EXERCISE REQUIREMENTS: Find the lines that hold the word "себя" and return them.

(Extracted records)
--
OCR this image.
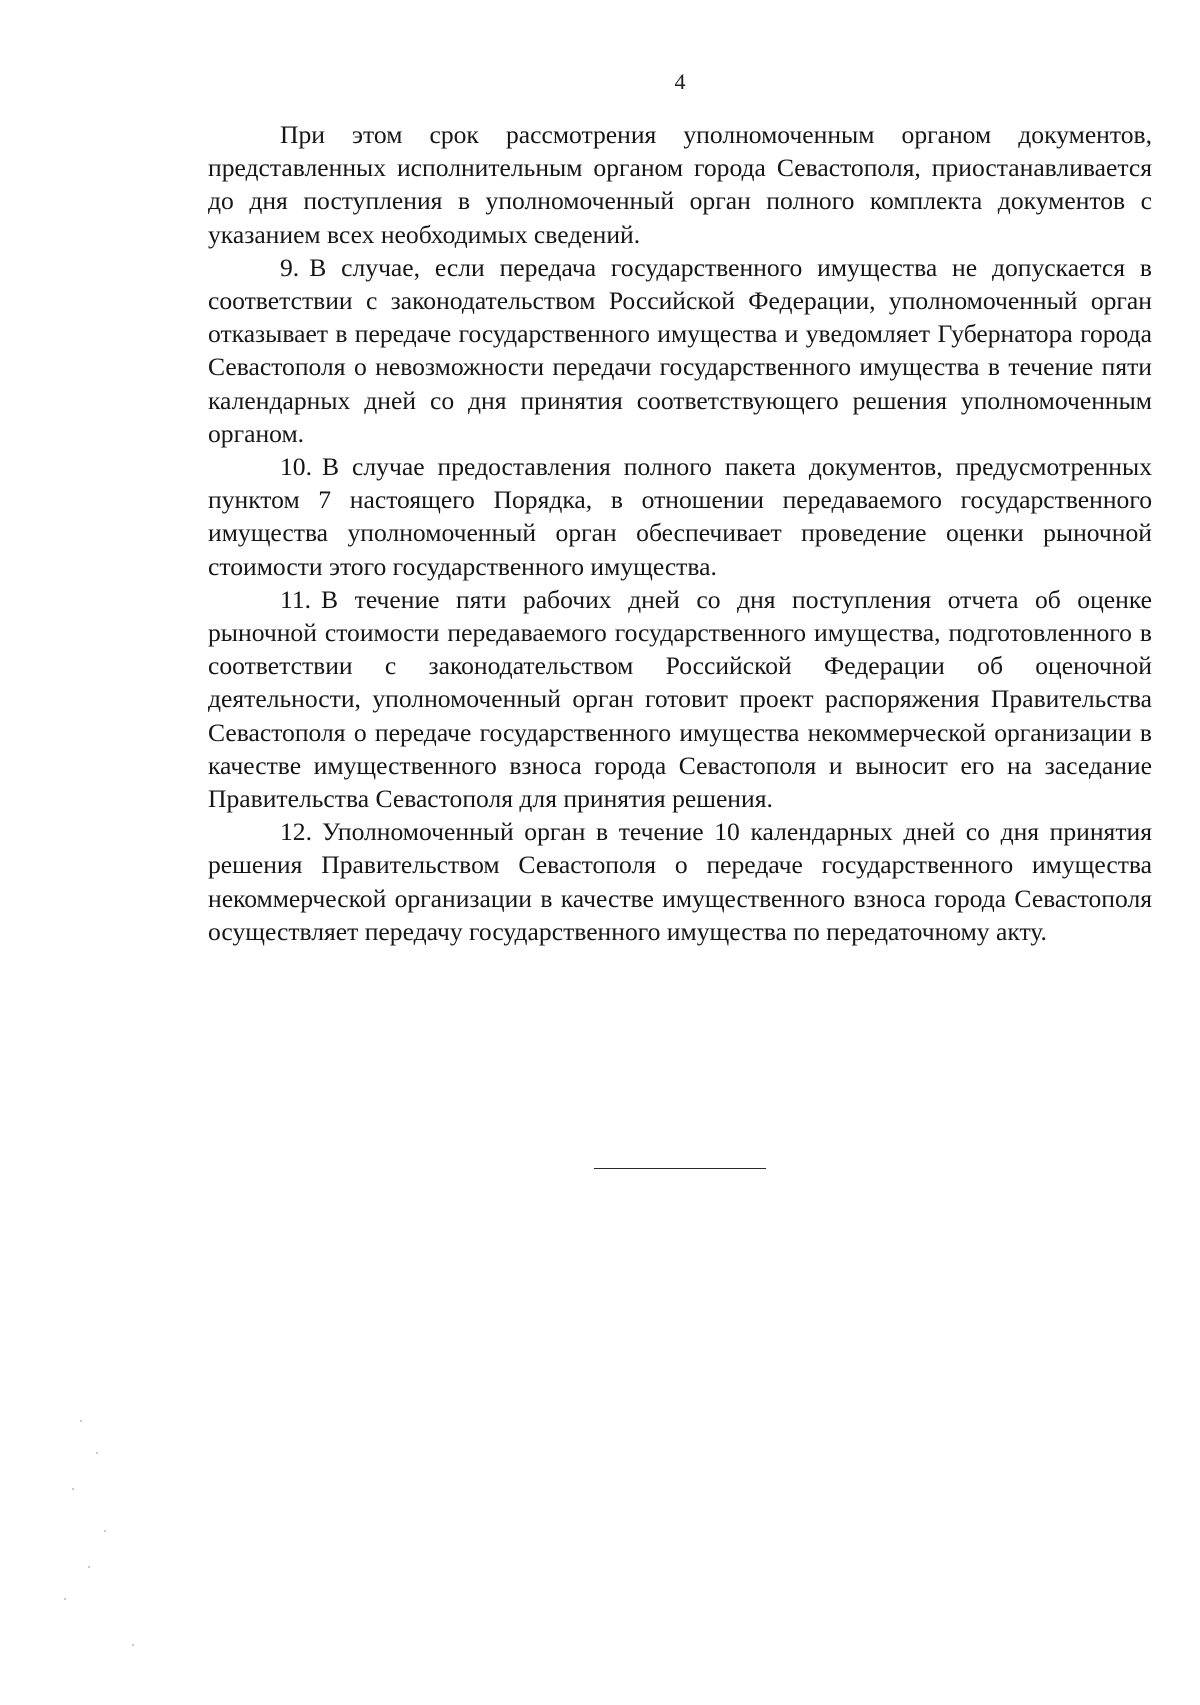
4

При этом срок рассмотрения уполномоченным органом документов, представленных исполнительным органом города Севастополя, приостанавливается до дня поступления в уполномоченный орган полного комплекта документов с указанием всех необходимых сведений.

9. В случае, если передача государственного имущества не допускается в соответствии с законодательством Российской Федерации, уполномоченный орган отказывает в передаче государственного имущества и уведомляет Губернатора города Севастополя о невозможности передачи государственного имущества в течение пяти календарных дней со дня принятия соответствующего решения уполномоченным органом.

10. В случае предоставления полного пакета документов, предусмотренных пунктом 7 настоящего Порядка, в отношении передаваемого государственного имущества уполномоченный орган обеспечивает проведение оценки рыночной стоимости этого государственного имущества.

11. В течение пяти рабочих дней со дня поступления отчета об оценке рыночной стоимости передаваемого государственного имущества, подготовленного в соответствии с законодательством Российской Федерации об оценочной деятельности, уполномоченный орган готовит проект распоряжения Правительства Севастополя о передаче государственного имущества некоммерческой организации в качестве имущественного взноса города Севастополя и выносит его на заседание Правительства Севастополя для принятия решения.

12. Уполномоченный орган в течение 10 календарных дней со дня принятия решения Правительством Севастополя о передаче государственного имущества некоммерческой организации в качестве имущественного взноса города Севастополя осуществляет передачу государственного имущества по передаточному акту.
--
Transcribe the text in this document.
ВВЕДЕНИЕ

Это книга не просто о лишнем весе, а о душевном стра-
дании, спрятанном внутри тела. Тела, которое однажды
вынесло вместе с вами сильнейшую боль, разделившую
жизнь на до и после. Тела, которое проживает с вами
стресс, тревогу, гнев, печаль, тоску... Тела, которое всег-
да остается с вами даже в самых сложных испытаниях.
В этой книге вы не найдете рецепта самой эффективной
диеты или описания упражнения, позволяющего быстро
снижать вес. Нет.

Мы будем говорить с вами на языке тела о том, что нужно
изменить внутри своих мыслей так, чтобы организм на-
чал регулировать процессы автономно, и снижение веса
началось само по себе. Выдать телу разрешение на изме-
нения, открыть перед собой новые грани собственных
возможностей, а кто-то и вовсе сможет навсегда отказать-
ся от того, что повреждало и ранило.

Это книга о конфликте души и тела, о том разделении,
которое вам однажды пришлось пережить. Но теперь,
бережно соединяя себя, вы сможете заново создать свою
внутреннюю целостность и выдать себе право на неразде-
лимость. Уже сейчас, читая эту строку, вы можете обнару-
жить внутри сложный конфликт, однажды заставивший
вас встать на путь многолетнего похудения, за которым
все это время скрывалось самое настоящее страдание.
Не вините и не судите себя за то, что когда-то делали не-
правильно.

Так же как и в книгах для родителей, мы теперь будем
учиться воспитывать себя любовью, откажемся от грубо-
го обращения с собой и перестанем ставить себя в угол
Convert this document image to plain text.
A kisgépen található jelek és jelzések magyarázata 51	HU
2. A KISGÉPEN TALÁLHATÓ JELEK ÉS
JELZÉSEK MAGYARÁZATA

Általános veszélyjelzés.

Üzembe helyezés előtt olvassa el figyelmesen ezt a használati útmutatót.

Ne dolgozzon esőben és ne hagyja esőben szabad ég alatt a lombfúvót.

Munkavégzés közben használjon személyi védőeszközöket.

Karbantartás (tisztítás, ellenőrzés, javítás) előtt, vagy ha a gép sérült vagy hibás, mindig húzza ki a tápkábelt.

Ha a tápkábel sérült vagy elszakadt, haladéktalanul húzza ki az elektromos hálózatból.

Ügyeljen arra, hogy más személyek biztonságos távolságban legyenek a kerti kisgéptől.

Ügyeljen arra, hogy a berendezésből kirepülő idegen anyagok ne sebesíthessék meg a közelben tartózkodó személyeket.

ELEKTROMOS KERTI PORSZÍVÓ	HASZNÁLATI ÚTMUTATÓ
--
RESULT OF THE TASK:
бережно соединяя себя, вы сможете заново создать свою
Не вините и не судите себя за то, что когда-то делали не-
учиться воспитывать себя любовью, откажемся от грубо-
го обращения с собой и перестанем ставить себя в угол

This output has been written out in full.